EXERCISE INSTRUCTIONS: Across the data below, how many lines hold "Bias"? Answer with that number and nothing else.

Source data
— BEGIN —
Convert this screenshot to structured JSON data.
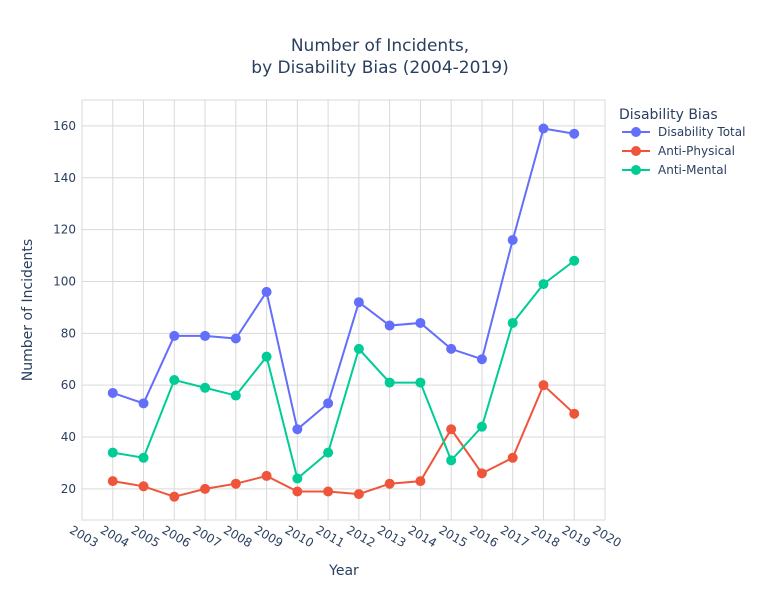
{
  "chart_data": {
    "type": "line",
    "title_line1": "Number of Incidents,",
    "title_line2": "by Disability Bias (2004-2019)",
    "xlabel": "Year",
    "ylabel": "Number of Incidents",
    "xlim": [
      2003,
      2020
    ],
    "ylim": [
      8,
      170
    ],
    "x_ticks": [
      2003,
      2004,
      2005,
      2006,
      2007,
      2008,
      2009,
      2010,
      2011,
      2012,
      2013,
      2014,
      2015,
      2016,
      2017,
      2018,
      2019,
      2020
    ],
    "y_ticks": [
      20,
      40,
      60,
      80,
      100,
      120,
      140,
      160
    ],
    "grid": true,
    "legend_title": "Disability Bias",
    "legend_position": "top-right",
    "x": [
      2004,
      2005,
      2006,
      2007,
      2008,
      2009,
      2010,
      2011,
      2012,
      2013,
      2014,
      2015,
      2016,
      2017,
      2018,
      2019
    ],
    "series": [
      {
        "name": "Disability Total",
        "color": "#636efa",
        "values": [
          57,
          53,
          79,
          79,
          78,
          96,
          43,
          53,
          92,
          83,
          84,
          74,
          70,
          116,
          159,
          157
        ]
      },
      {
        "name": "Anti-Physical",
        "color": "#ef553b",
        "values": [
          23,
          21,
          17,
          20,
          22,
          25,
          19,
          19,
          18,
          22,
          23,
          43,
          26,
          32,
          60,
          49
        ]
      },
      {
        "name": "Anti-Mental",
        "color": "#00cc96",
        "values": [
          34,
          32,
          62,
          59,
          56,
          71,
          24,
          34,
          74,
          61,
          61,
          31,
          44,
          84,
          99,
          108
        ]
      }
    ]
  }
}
— END —
— BEGIN —
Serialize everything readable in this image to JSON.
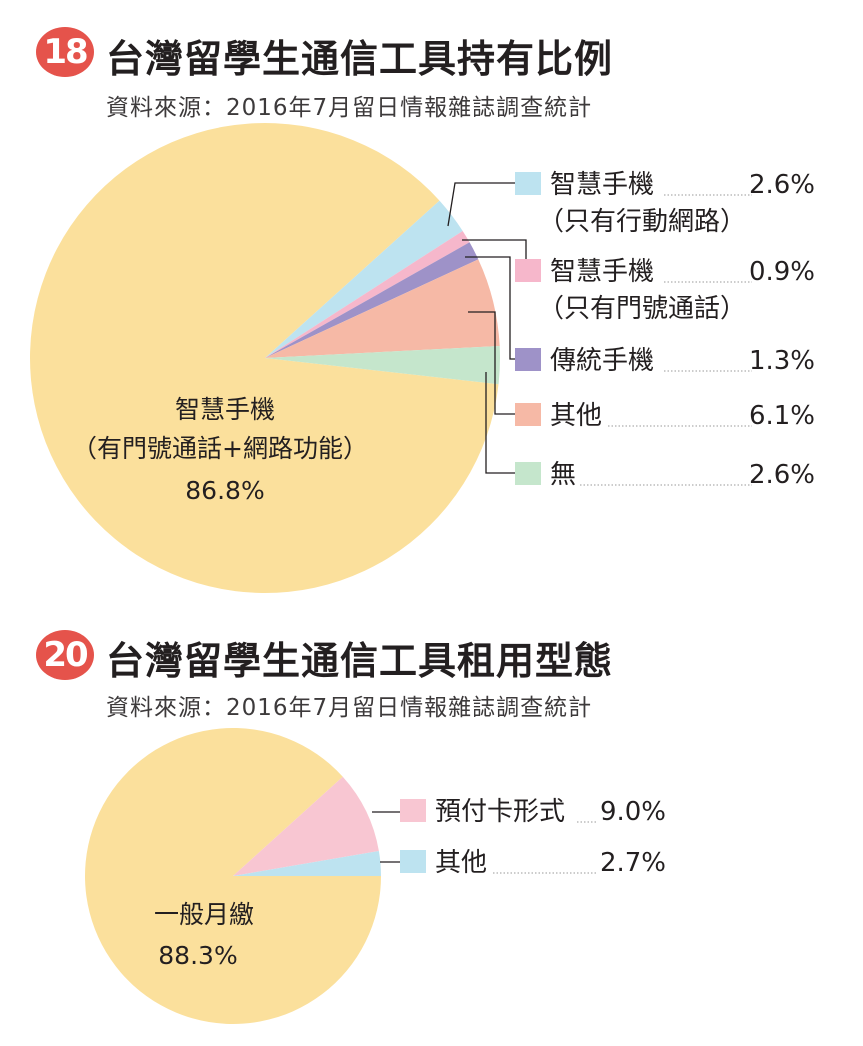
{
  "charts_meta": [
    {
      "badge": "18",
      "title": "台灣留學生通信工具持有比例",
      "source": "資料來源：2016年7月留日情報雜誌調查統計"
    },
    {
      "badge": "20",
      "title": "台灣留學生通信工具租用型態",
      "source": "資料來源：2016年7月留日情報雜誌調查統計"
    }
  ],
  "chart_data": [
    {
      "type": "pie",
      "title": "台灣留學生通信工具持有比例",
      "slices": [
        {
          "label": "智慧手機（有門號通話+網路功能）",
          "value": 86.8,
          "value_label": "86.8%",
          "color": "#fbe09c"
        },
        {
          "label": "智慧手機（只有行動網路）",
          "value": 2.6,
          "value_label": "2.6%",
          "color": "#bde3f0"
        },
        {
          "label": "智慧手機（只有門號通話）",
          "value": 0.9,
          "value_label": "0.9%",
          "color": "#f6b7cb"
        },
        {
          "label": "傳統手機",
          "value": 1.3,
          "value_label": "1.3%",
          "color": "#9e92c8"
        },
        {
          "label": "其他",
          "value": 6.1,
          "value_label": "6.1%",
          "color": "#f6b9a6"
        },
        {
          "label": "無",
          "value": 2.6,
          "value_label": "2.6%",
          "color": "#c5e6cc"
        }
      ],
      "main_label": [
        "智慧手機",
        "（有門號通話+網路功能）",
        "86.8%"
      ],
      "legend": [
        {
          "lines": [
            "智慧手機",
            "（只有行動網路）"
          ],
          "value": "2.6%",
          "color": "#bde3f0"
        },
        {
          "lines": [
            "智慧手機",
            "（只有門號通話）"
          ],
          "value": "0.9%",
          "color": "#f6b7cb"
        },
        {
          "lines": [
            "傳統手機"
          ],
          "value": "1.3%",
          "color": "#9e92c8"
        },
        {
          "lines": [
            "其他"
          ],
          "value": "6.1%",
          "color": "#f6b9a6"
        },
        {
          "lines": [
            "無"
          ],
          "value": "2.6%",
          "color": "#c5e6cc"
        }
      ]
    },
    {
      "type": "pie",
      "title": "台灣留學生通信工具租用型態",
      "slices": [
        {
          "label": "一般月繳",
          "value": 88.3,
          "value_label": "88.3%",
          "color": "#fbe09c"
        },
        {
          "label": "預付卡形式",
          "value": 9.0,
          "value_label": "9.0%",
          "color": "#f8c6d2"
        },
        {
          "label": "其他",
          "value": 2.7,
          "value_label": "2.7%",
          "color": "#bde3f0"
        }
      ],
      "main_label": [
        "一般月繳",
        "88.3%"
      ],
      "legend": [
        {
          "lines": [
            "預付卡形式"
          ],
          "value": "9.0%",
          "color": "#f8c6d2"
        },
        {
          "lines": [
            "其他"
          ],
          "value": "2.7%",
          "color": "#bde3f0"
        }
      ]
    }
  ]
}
— END —
— BEGIN —
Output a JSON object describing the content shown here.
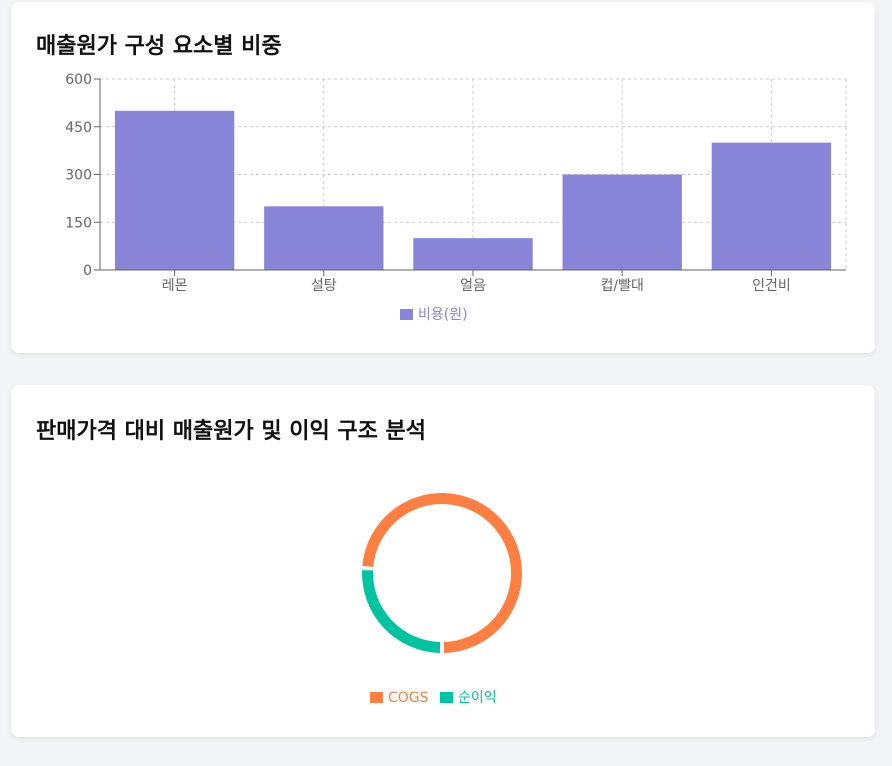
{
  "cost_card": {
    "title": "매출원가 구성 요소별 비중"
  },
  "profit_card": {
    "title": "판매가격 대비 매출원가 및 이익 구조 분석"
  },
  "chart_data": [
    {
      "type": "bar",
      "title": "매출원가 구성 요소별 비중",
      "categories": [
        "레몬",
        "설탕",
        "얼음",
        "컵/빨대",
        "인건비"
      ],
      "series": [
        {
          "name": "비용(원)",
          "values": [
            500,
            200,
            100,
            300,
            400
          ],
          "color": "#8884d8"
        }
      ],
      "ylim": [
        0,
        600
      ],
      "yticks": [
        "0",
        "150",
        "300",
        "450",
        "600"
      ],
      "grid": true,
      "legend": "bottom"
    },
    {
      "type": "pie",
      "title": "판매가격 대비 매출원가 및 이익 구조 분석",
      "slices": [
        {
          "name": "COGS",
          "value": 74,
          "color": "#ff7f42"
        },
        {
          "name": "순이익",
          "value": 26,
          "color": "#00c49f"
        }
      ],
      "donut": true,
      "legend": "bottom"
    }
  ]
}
— END —
THE SOLUTION: 2